- **What you will do**
Output every record below exactly as it appears.

- **Dataset**
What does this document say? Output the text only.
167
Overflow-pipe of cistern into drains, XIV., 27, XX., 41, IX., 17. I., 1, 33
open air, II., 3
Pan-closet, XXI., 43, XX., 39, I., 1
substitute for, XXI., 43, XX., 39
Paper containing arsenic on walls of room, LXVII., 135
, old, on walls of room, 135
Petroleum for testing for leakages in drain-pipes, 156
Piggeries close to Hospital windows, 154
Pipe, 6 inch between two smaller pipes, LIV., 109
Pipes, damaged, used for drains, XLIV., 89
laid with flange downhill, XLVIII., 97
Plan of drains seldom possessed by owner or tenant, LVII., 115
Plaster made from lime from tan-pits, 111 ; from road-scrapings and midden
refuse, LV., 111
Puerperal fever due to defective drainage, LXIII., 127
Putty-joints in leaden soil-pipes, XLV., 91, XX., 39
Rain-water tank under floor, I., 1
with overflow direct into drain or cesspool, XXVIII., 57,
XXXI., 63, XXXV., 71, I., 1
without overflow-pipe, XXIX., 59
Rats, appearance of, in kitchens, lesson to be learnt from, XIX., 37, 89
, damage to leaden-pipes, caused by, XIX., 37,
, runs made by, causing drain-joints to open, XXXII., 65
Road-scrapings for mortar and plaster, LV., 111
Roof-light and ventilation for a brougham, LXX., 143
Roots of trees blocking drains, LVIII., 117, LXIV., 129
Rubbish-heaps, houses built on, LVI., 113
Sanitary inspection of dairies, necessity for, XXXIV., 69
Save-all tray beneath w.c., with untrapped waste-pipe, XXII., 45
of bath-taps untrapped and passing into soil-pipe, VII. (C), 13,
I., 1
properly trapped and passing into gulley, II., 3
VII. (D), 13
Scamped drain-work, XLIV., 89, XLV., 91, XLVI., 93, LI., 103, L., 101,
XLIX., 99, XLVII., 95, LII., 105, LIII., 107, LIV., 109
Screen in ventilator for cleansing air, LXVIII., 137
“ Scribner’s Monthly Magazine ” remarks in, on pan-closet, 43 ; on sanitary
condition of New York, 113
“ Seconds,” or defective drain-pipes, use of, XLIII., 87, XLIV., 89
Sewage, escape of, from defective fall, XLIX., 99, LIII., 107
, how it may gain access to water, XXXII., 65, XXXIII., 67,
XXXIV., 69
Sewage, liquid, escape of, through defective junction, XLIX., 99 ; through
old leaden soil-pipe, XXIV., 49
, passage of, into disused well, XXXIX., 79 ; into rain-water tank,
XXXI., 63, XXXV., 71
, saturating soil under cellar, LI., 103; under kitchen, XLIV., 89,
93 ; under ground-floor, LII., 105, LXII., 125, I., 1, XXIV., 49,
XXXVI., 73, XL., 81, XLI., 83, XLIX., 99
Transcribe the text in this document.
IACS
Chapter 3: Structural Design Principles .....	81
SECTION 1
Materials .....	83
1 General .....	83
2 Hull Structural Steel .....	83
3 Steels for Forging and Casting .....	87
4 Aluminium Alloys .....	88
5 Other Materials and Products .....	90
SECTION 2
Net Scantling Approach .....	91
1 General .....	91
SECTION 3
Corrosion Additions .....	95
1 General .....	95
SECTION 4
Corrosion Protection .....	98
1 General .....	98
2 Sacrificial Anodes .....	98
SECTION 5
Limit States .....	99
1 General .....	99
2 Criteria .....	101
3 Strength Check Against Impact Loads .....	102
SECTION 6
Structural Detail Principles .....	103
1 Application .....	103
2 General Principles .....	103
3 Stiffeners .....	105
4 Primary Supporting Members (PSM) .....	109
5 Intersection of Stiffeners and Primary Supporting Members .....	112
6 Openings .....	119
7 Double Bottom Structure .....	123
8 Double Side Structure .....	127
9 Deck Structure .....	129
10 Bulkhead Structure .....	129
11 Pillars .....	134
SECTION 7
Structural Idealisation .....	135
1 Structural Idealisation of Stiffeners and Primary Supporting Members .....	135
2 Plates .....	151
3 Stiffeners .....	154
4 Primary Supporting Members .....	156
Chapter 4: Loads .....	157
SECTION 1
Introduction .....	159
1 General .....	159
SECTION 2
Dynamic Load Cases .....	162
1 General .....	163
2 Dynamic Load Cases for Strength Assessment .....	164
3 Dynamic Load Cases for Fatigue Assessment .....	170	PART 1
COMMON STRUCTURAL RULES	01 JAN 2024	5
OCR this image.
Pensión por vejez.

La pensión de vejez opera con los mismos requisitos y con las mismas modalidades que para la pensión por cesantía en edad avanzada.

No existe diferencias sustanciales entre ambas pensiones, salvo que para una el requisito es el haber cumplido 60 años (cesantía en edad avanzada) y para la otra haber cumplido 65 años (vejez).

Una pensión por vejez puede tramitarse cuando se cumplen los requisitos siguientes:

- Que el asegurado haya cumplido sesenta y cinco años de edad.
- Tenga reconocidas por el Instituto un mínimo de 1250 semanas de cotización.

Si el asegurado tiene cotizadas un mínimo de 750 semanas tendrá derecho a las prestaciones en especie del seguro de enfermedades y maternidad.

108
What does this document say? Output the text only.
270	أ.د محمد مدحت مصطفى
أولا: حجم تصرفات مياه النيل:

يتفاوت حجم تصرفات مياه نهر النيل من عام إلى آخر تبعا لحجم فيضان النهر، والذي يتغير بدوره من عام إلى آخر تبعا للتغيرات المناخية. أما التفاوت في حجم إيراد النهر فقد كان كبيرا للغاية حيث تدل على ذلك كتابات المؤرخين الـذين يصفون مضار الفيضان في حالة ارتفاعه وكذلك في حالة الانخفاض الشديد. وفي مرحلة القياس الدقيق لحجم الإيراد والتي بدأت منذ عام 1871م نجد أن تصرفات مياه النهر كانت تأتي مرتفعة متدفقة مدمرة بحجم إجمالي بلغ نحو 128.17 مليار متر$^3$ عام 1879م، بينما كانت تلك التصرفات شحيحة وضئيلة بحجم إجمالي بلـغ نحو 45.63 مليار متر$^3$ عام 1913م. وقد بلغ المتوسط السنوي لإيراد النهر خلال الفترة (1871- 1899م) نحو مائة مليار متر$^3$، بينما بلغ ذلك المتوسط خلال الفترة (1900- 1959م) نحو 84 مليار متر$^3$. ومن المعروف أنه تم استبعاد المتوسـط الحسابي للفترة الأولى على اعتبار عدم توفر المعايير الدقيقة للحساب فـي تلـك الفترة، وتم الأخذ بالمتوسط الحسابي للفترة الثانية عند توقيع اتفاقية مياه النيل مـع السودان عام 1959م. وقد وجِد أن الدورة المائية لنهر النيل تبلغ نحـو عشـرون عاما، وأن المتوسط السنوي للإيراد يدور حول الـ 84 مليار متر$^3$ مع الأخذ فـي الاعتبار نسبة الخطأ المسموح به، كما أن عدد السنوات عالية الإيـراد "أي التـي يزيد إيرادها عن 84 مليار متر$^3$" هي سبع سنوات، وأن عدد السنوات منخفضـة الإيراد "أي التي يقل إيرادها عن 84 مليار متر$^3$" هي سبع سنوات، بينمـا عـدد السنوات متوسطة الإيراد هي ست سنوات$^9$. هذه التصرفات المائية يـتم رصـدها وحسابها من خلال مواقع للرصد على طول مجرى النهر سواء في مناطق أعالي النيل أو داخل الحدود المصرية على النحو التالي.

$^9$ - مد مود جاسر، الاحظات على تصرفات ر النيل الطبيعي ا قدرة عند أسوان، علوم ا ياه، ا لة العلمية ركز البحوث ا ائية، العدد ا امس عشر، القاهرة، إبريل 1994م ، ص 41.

- **Answer below**
What does this document say? Output the text only.
167
Overflow-pipe of cistern into drains, XIV., 27, XX., 41, IX., 17. I., 1, 33
open air, II., 3
Pan-closet, XXI., 43, XX., 39, I., 1
substitute for, XXI., 43, XX., 39
Paper containing arsenic on walls of room, LXVII., 135
, old, on walls of room, 135
Petroleum for testing for leakages in drain-pipes, 156
Piggeries close to Hospital windows, 154
Pipe, 6 inch between two smaller pipes, LIV., 109
Pipes, damaged, used for drains, XLIV., 89
laid with flange downhill, XLVIII., 97
Plan of drains seldom possessed by owner or tenant, LVII., 115
Plaster made from lime from tan-pits, 111 ; from road-scrapings and midden
refuse, LV., 111
Puerperal fever due to defective drainage, LXIII., 127
Putty-joints in leaden soil-pipes, XLV., 91, XX., 39
Rain-water tank under floor, I., 1
with overflow direct into drain or cesspool, XXVIII., 57,
XXXI., 63, XXXV., 71, I., 1
without overflow-pipe, XXIX., 59
Rats, appearance of, in kitchens, lesson to be learnt from, XIX., 37, 89
, damage to leaden-pipes, caused by, XIX., 37,
, runs made by, causing drain-joints to open, XXXII., 65
Road-scrapings for mortar and plaster, LV., 111
Roof-light and ventilation for a brougham, LXX., 143
Roots of trees blocking drains, LVIII., 117, LXIV., 129
Rubbish-heaps, houses built on, LVI., 113
Sanitary inspection of dairies, necessity for, XXXIV., 69
Save-all tray beneath w.c., with untrapped waste-pipe, XXII., 45
of bath-taps untrapped and passing into soil-pipe, VII. (C), 13,
I., 1
properly trapped and passing into gulley, II., 3
VII. (D), 13
Scamped drain-work, XLIV., 89, XLV., 91, XLVI., 93, LI., 103, L., 101,
XLIX., 99, XLVII., 95, LII., 105, LIII., 107, LIV., 109
Screen in ventilator for cleansing air, LXVIII., 137
“ Scribner’s Monthly Magazine ” remarks in, on pan-closet, 43 ; on sanitary
condition of New York, 113
“ Seconds,” or defective drain-pipes, use of, XLIII., 87, XLIV., 89
Sewage, escape of, from defective fall, XLIX., 99, LIII., 107
, how it may gain access to water, XXXII., 65, XXXIII., 67,
XXXIV., 69
Sewage, liquid, escape of, through defective junction, XLIX., 99 ; through
old leaden soil-pipe, XXIV., 49
, passage of, into disused well, XXXIX., 79 ; into rain-water tank,
XXXI., 63, XXXV., 71
, saturating soil under cellar, LI., 103; under kitchen, XLIV., 89,
93 ; under ground-floor, LII., 105, LXII., 125, I., 1, XXIV., 49,
XXXVI., 73, XL., 81, XLI., 83, XLIX., 99
Transcribe the text in this document.
IACS
Chapter 3: Structural Design Principles .....	81
SECTION 1
Materials .....	83
1 General .....	83
2 Hull Structural Steel .....	83
3 Steels for Forging and Casting .....	87
4 Aluminium Alloys .....	88
5 Other Materials and Products .....	90
SECTION 2
Net Scantling Approach .....	91
1 General .....	91
SECTION 3
Corrosion Additions .....	95
1 General .....	95
SECTION 4
Corrosion Protection .....	98
1 General .....	98
2 Sacrificial Anodes .....	98
SECTION 5
Limit States .....	99
1 General .....	99
2 Criteria .....	101
3 Strength Check Against Impact Loads .....	102
SECTION 6
Structural Detail Principles .....	103
1 Application .....	103
2 General Principles .....	103
3 Stiffeners .....	105
4 Primary Supporting Members (PSM) .....	109
5 Intersection of Stiffeners and Primary Supporting Members .....	112
6 Openings .....	119
7 Double Bottom Structure .....	123
8 Double Side Structure .....	127
9 Deck Structure .....	129
10 Bulkhead Structure .....	129
11 Pillars .....	134
SECTION 7
Structural Idealisation .....	135
1 Structural Idealisation of Stiffeners and Primary Supporting Members .....	135
2 Plates .....	151
3 Stiffeners .....	154
4 Primary Supporting Members .....	156
Chapter 4: Loads .....	157
SECTION 1
Introduction .....	159
1 General .....	159
SECTION 2
Dynamic Load Cases .....	162
1 General .....	163
2 Dynamic Load Cases for Strength Assessment .....	164
3 Dynamic Load Cases for Fatigue Assessment .....	170	PART 1
COMMON STRUCTURAL RULES	01 JAN 2024	5
OCR this image.
Pensión por vejez.

La pensión de vejez opera con los mismos requisitos y con las mismas modalidades que para la pensión por cesantía en edad avanzada.

No existe diferencias sustanciales entre ambas pensiones, salvo que para una el requisito es el haber cumplido 60 años (cesantía en edad avanzada) y para la otra haber cumplido 65 años (vejez).

Una pensión por vejez puede tramitarse cuando se cumplen los requisitos siguientes:

- Que el asegurado haya cumplido sesenta y cinco años de edad.
- Tenga reconocidas por el Instituto un mínimo de 1250 semanas de cotización.

Si el asegurado tiene cotizadas un mínimo de 750 semanas tendrá derecho a las prestaciones en especie del seguro de enfermedades y maternidad.

108
What does this document say? Output the text only.
270	أ.د محمد مدحت مصطفى
أولا: حجم تصرفات مياه النيل:

يتفاوت حجم تصرفات مياه نهر النيل من عام إلى آخر تبعا لحجم فيضان النهر، والذي يتغير بدوره من عام إلى آخر تبعا للتغيرات المناخية. أما التفاوت في حجم إيراد النهر فقد كان كبيرا للغاية حيث تدل على ذلك كتابات المؤرخين الـذين يصفون مضار الفيضان في حالة ارتفاعه وكذلك في حالة الانخفاض الشديد. وفي مرحلة القياس الدقيق لحجم الإيراد والتي بدأت منذ عام 1871م نجد أن تصرفات مياه النهر كانت تأتي مرتفعة متدفقة مدمرة بحجم إجمالي بلغ نحو 128.17 مليار متر$^3$ عام 1879م، بينما كانت تلك التصرفات شحيحة وضئيلة بحجم إجمالي بلـغ نحو 45.63 مليار متر$^3$ عام 1913م. وقد بلغ المتوسط السنوي لإيراد النهر خلال الفترة (1871- 1899م) نحو مائة مليار متر$^3$، بينما بلغ ذلك المتوسط خلال الفترة (1900- 1959م) نحو 84 مليار متر$^3$. ومن المعروف أنه تم استبعاد المتوسـط الحسابي للفترة الأولى على اعتبار عدم توفر المعايير الدقيقة للحساب فـي تلـك الفترة، وتم الأخذ بالمتوسط الحسابي للفترة الثانية عند توقيع اتفاقية مياه النيل مـع السودان عام 1959م. وقد وجِد أن الدورة المائية لنهر النيل تبلغ نحـو عشـرون عاما، وأن المتوسط السنوي للإيراد يدور حول الـ 84 مليار متر$^3$ مع الأخذ فـي الاعتبار نسبة الخطأ المسموح به، كما أن عدد السنوات عالية الإيـراد "أي التـي يزيد إيرادها عن 84 مليار متر$^3$" هي سبع سنوات، وأن عدد السنوات منخفضـة الإيراد "أي التي يقل إيرادها عن 84 مليار متر$^3$" هي سبع سنوات، بينمـا عـدد السنوات متوسطة الإيراد هي ست سنوات$^9$. هذه التصرفات المائية يـتم رصـدها وحسابها من خلال مواقع للرصد على طول مجرى النهر سواء في مناطق أعالي النيل أو داخل الحدود المصرية على النحو التالي.

$^9$ - مد مود جاسر، الاحظات على تصرفات ر النيل الطبيعي ا قدرة عند أسوان، علوم ا ياه، ا لة العلمية ركز البحوث ا ائية، العدد ا امس عشر، القاهرة، إبريل 1994م ، ص 41.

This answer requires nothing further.